> _Aim_
Leaving out all images, write out the records that follow exactly.

(Data entries)
------------
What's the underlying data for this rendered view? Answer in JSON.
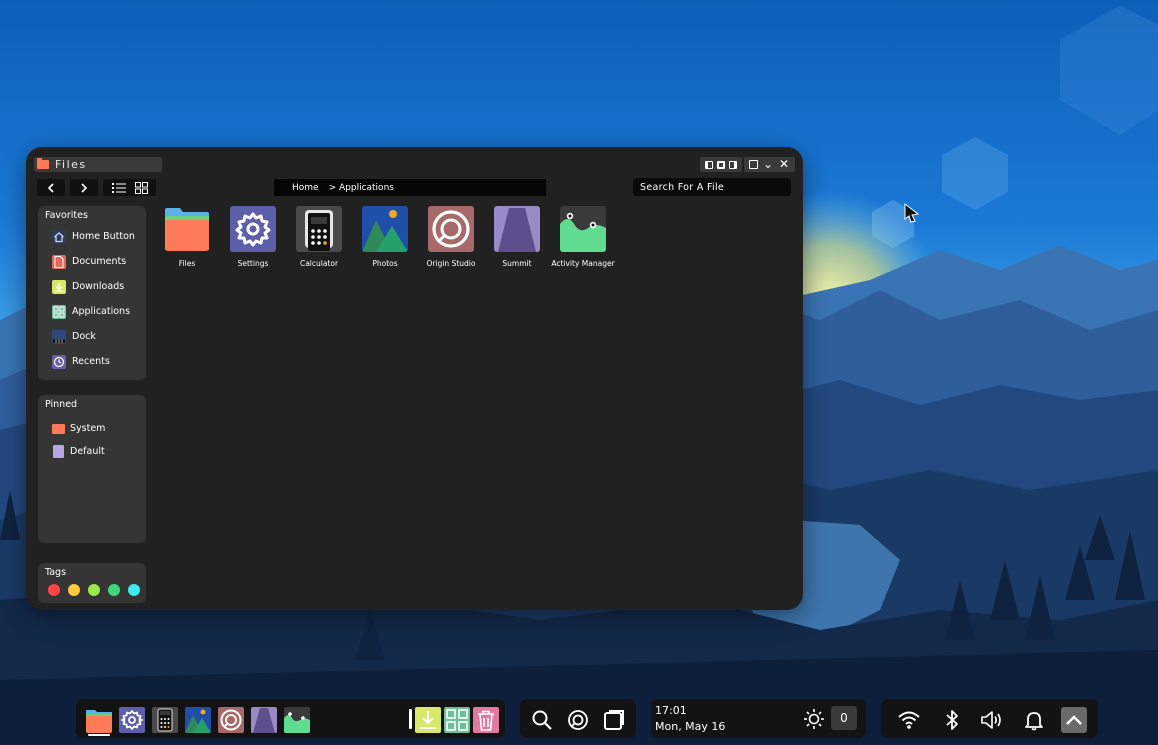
{
  "window": {
    "title": "Files",
    "breadcrumb": {
      "home": "Home",
      "current": "> Applications"
    },
    "search_placeholder": "Search For A File"
  },
  "sidebar": {
    "favorites_title": "Favorites",
    "favorites": [
      {
        "label": "Home Button",
        "icon": "home-icon"
      },
      {
        "label": "Documents",
        "icon": "documents-icon"
      },
      {
        "label": "Downloads",
        "icon": "downloads-icon"
      },
      {
        "label": "Applications",
        "icon": "applications-icon"
      },
      {
        "label": "Dock",
        "icon": "dock-icon"
      },
      {
        "label": "Recents",
        "icon": "recents-icon"
      }
    ],
    "pinned_title": "Pinned",
    "pinned": [
      {
        "label": "System",
        "icon": "folder-icon"
      },
      {
        "label": "Default",
        "icon": "file-icon"
      }
    ],
    "tags_title": "Tags",
    "tags": [
      "#ff4444",
      "#ffc93c",
      "#9be84a",
      "#3ed87a",
      "#3fe8f0"
    ]
  },
  "apps": [
    {
      "label": "Files",
      "icon": "files-app-icon"
    },
    {
      "label": "Settings",
      "icon": "settings-app-icon"
    },
    {
      "label": "Calculator",
      "icon": "calculator-app-icon"
    },
    {
      "label": "Photos",
      "icon": "photos-app-icon"
    },
    {
      "label": "Origin Studio",
      "icon": "origin-studio-app-icon"
    },
    {
      "label": "Summit",
      "icon": "summit-app-icon"
    },
    {
      "label": "Activity Manager",
      "icon": "activity-manager-app-icon"
    }
  ],
  "taskbar": {
    "time": "17:01",
    "date": "Mon, May 16",
    "brightness_value": "0"
  },
  "colors": {
    "window_bg": "#212121",
    "panel_bg": "#353535",
    "folder": "#ff7a59",
    "settings": "#5d5fa8",
    "summit": "#7b6aa8",
    "activity": "#4fd88a",
    "download": "#d8e86a",
    "apps_grid": "#6fbf9a",
    "trash": "#e27aa0"
  }
}
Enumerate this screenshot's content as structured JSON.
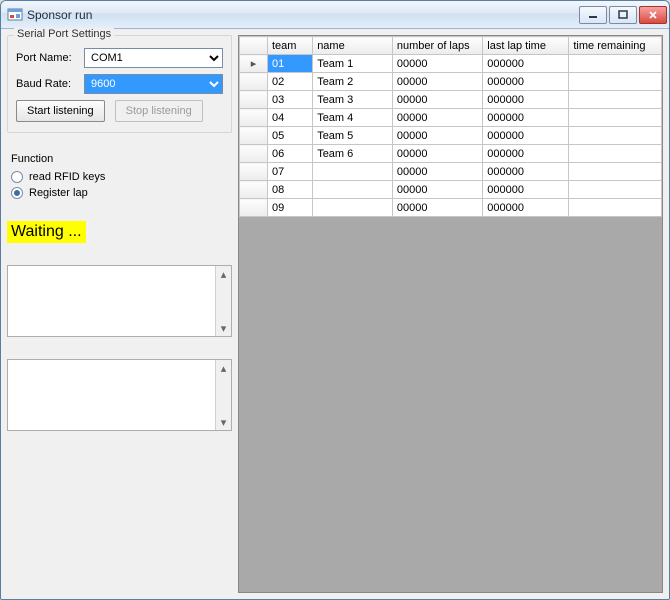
{
  "window": {
    "title": "Sponsor run"
  },
  "serial": {
    "legend": "Serial Port Settings",
    "portLabel": "Port Name:",
    "portValue": "COM1",
    "baudLabel": "Baud Rate:",
    "baudValue": "9600",
    "startBtn": "Start listening",
    "stopBtn": "Stop listening"
  },
  "function": {
    "title": "Function",
    "opt1": "read RFID keys",
    "opt2": "Register lap",
    "selected": "opt2"
  },
  "status": "Waiting ...",
  "grid": {
    "headers": {
      "team": "team",
      "name": "name",
      "laps": "number of laps",
      "last": "last lap time",
      "time": "time remaining"
    },
    "rows": [
      {
        "team": "01",
        "name": "Team 1",
        "laps": "00000",
        "last": "000000",
        "time": ""
      },
      {
        "team": "02",
        "name": "Team 2",
        "laps": "00000",
        "last": "000000",
        "time": ""
      },
      {
        "team": "03",
        "name": "Team 3",
        "laps": "00000",
        "last": "000000",
        "time": ""
      },
      {
        "team": "04",
        "name": "Team 4",
        "laps": "00000",
        "last": "000000",
        "time": ""
      },
      {
        "team": "05",
        "name": "Team 5",
        "laps": "00000",
        "last": "000000",
        "time": ""
      },
      {
        "team": "06",
        "name": "Team 6",
        "laps": "00000",
        "last": "000000",
        "time": ""
      },
      {
        "team": "07",
        "name": "",
        "laps": "00000",
        "last": "000000",
        "time": ""
      },
      {
        "team": "08",
        "name": "",
        "laps": "00000",
        "last": "000000",
        "time": ""
      },
      {
        "team": "09",
        "name": "",
        "laps": "00000",
        "last": "000000",
        "time": ""
      }
    ],
    "currentRow": 0
  }
}
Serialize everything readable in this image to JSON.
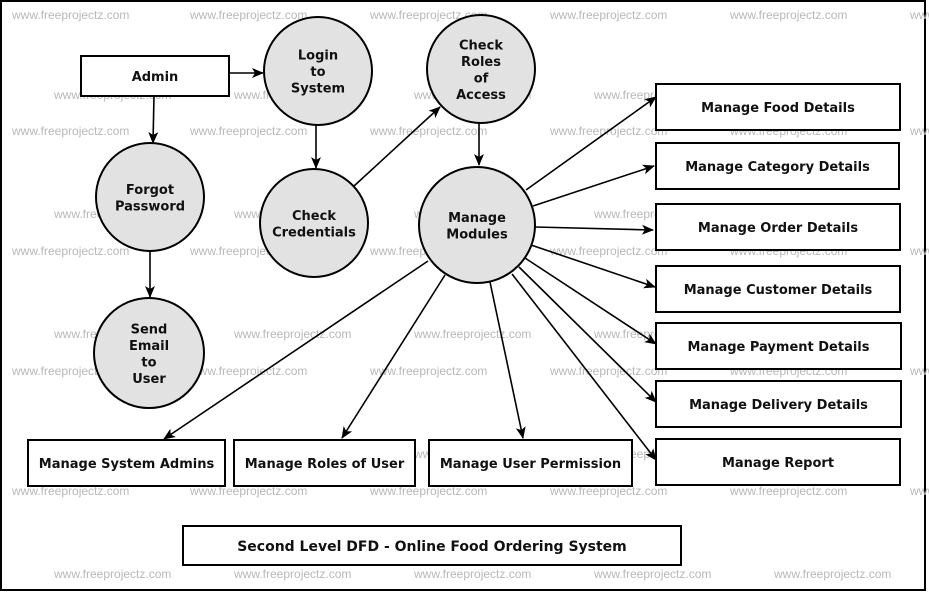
{
  "diagram": {
    "title": "Second Level DFD - Online Food Ordering System",
    "watermark": "www.freeprojectz.com",
    "colors": {
      "process_fill": "#e2e2e2",
      "stroke": "#000000",
      "entity_fill": "#ffffff",
      "watermark": "#b8b8b8"
    },
    "entities": [
      {
        "id": "admin",
        "label": "Admin"
      },
      {
        "id": "food",
        "label": "Manage Food Details"
      },
      {
        "id": "category",
        "label": "Manage Category Details"
      },
      {
        "id": "order",
        "label": "Manage Order Details"
      },
      {
        "id": "customer",
        "label": "Manage Customer Details"
      },
      {
        "id": "payment",
        "label": "Manage Payment Details"
      },
      {
        "id": "delivery",
        "label": "Manage Delivery Details"
      },
      {
        "id": "report",
        "label": "Manage Report"
      },
      {
        "id": "sysadmins",
        "label": "Manage System Admins"
      },
      {
        "id": "roles",
        "label": "Manage Roles of User"
      },
      {
        "id": "permission",
        "label": "Manage User Permission"
      }
    ],
    "processes": [
      {
        "id": "login",
        "lines": [
          "Login",
          "to",
          "System"
        ]
      },
      {
        "id": "checkroles",
        "lines": [
          "Check",
          "Roles",
          "of",
          "Access"
        ]
      },
      {
        "id": "forgot",
        "lines": [
          "Forgot",
          "Password"
        ]
      },
      {
        "id": "checkcred",
        "lines": [
          "Check",
          "Credentials"
        ]
      },
      {
        "id": "modules",
        "lines": [
          "Manage",
          "Modules"
        ]
      },
      {
        "id": "sendemail",
        "lines": [
          "Send",
          "Email",
          "to",
          "User"
        ]
      }
    ],
    "flows": [
      {
        "from": "admin",
        "to": "login"
      },
      {
        "from": "admin",
        "to": "forgot"
      },
      {
        "from": "login",
        "to": "checkcred"
      },
      {
        "from": "checkcred",
        "to": "checkroles"
      },
      {
        "from": "checkroles",
        "to": "modules"
      },
      {
        "from": "forgot",
        "to": "sendemail"
      },
      {
        "from": "modules",
        "to": "food"
      },
      {
        "from": "modules",
        "to": "category"
      },
      {
        "from": "modules",
        "to": "order"
      },
      {
        "from": "modules",
        "to": "customer"
      },
      {
        "from": "modules",
        "to": "payment"
      },
      {
        "from": "modules",
        "to": "delivery"
      },
      {
        "from": "modules",
        "to": "report"
      },
      {
        "from": "modules",
        "to": "sysadmins"
      },
      {
        "from": "modules",
        "to": "roles"
      },
      {
        "from": "modules",
        "to": "permission"
      }
    ]
  }
}
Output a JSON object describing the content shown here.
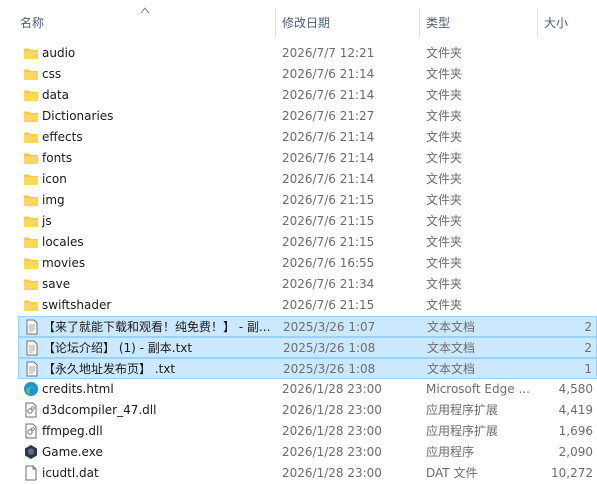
------------
> _Full solution_
What's the underlying data for this rendered view? Answer in JSON.
{
  "window": {
    "title": "Files",
    "breadcrumb": {
      "home": "Home",
      "current": "> Applications"
    },
    "search_placeholder": "Search For A File"
  },
  "sidebar": {
    "favorites_title": "Favorites",
    "favorites": [
      {
        "label": "Home Button",
        "icon": "home-icon"
      },
      {
        "label": "Documents",
        "icon": "documents-icon"
      },
      {
        "label": "Downloads",
        "icon": "downloads-icon"
      },
      {
        "label": "Applications",
        "icon": "applications-icon"
      },
      {
        "label": "Dock",
        "icon": "dock-icon"
      },
      {
        "label": "Recents",
        "icon": "recents-icon"
      }
    ],
    "pinned_title": "Pinned",
    "pinned": [
      {
        "label": "System",
        "icon": "folder-icon"
      },
      {
        "label": "Default",
        "icon": "file-icon"
      }
    ],
    "tags_title": "Tags",
    "tags": [
      "#ff4444",
      "#ffc93c",
      "#9be84a",
      "#3ed87a",
      "#3fe8f0"
    ]
  },
  "apps": [
    {
      "label": "Files",
      "icon": "files-app-icon"
    },
    {
      "label": "Settings",
      "icon": "settings-app-icon"
    },
    {
      "label": "Calculator",
      "icon": "calculator-app-icon"
    },
    {
      "label": "Photos",
      "icon": "photos-app-icon"
    },
    {
      "label": "Origin Studio",
      "icon": "origin-studio-app-icon"
    },
    {
      "label": "Summit",
      "icon": "summit-app-icon"
    },
    {
      "label": "Activity Manager",
      "icon": "activity-manager-app-icon"
    }
  ],
  "taskbar": {
    "time": "17:01",
    "date": "Mon, May 16",
    "brightness_value": "0"
  },
  "colors": {
    "window_bg": "#212121",
    "panel_bg": "#353535",
    "folder": "#ff7a59",
    "settings": "#5d5fa8",
    "summit": "#7b6aa8",
    "activity": "#4fd88a",
    "download": "#d8e86a",
    "apps_grid": "#6fbf9a",
    "trash": "#e27aa0"
  }
}
Enumerate this screenshot's content as structured JSON.
{
  "window": {
    "title": "Sponsor run"
  },
  "serial": {
    "legend": "Serial Port Settings",
    "portLabel": "Port Name:",
    "portValue": "COM1",
    "baudLabel": "Baud Rate:",
    "baudValue": "9600",
    "startBtn": "Start listening",
    "stopBtn": "Stop listening"
  },
  "function": {
    "title": "Function",
    "opt1": "read RFID keys",
    "opt2": "Register lap",
    "selected": "opt2"
  },
  "status": "Waiting ...",
  "grid": {
    "headers": {
      "team": "team",
      "name": "name",
      "laps": "number of laps",
      "last": "last lap time",
      "time": "time remaining"
    },
    "rows": [
      {
        "team": "01",
        "name": "Team 1",
        "laps": "00000",
        "last": "000000",
        "time": ""
      },
      {
        "team": "02",
        "name": "Team 2",
        "laps": "00000",
        "last": "000000",
        "time": ""
      },
      {
        "team": "03",
        "name": "Team 3",
        "laps": "00000",
        "last": "000000",
        "time": ""
      },
      {
        "team": "04",
        "name": "Team 4",
        "laps": "00000",
        "last": "000000",
        "time": ""
      },
      {
        "team": "05",
        "name": "Team 5",
        "laps": "00000",
        "last": "000000",
        "time": ""
      },
      {
        "team": "06",
        "name": "Team 6",
        "laps": "00000",
        "last": "000000",
        "time": ""
      },
      {
        "team": "07",
        "name": "",
        "laps": "00000",
        "last": "000000",
        "time": ""
      },
      {
        "team": "08",
        "name": "",
        "laps": "00000",
        "last": "000000",
        "time": ""
      },
      {
        "team": "09",
        "name": "",
        "laps": "00000",
        "last": "000000",
        "time": ""
      }
    ],
    "currentRow": 0
  }
}
Serialize everything readable in this image to JSON.
{
  "diagram": {
    "title": "Second Level DFD - Online Food Ordering System",
    "watermark": "www.freeprojectz.com",
    "colors": {
      "process_fill": "#e2e2e2",
      "stroke": "#000000",
      "entity_fill": "#ffffff",
      "watermark": "#b8b8b8"
    },
    "entities": [
      {
        "id": "admin",
        "label": "Admin"
      },
      {
        "id": "food",
        "label": "Manage Food Details"
      },
      {
        "id": "category",
        "label": "Manage Category Details"
      },
      {
        "id": "order",
        "label": "Manage Order Details"
      },
      {
        "id": "customer",
        "label": "Manage Customer Details"
      },
      {
        "id": "payment",
        "label": "Manage Payment Details"
      },
      {
        "id": "delivery",
        "label": "Manage Delivery Details"
      },
      {
        "id": "report",
        "label": "Manage Report"
      },
      {
        "id": "sysadmins",
        "label": "Manage System Admins"
      },
      {
        "id": "roles",
        "label": "Manage Roles of User"
      },
      {
        "id": "permission",
        "label": "Manage User Permission"
      }
    ],
    "processes": [
      {
        "id": "login",
        "lines": [
          "Login",
          "to",
          "System"
        ]
      },
      {
        "id": "checkroles",
        "lines": [
          "Check",
          "Roles",
          "of",
          "Access"
        ]
      },
      {
        "id": "forgot",
        "lines": [
          "Forgot",
          "Password"
        ]
      },
      {
        "id": "checkcred",
        "lines": [
          "Check",
          "Credentials"
        ]
      },
      {
        "id": "modules",
        "lines": [
          "Manage",
          "Modules"
        ]
      },
      {
        "id": "sendemail",
        "lines": [
          "Send",
          "Email",
          "to",
          "User"
        ]
      }
    ],
    "flows": [
      {
        "from": "admin",
        "to": "login"
      },
      {
        "from": "admin",
        "to": "forgot"
      },
      {
        "from": "login",
        "to": "checkcred"
      },
      {
        "from": "checkcred",
        "to": "checkroles"
      },
      {
        "from": "checkroles",
        "to": "modules"
      },
      {
        "from": "forgot",
        "to": "sendemail"
      },
      {
        "from": "modules",
        "to": "food"
      },
      {
        "from": "modules",
        "to": "category"
      },
      {
        "from": "modules",
        "to": "order"
      },
      {
        "from": "modules",
        "to": "customer"
      },
      {
        "from": "modules",
        "to": "payment"
      },
      {
        "from": "modules",
        "to": "delivery"
      },
      {
        "from": "modules",
        "to": "report"
      },
      {
        "from": "modules",
        "to": "sysadmins"
      },
      {
        "from": "modules",
        "to": "roles"
      },
      {
        "from": "modules",
        "to": "permission"
      }
    ]
  }
}
Output a JSON object describing the content shown here.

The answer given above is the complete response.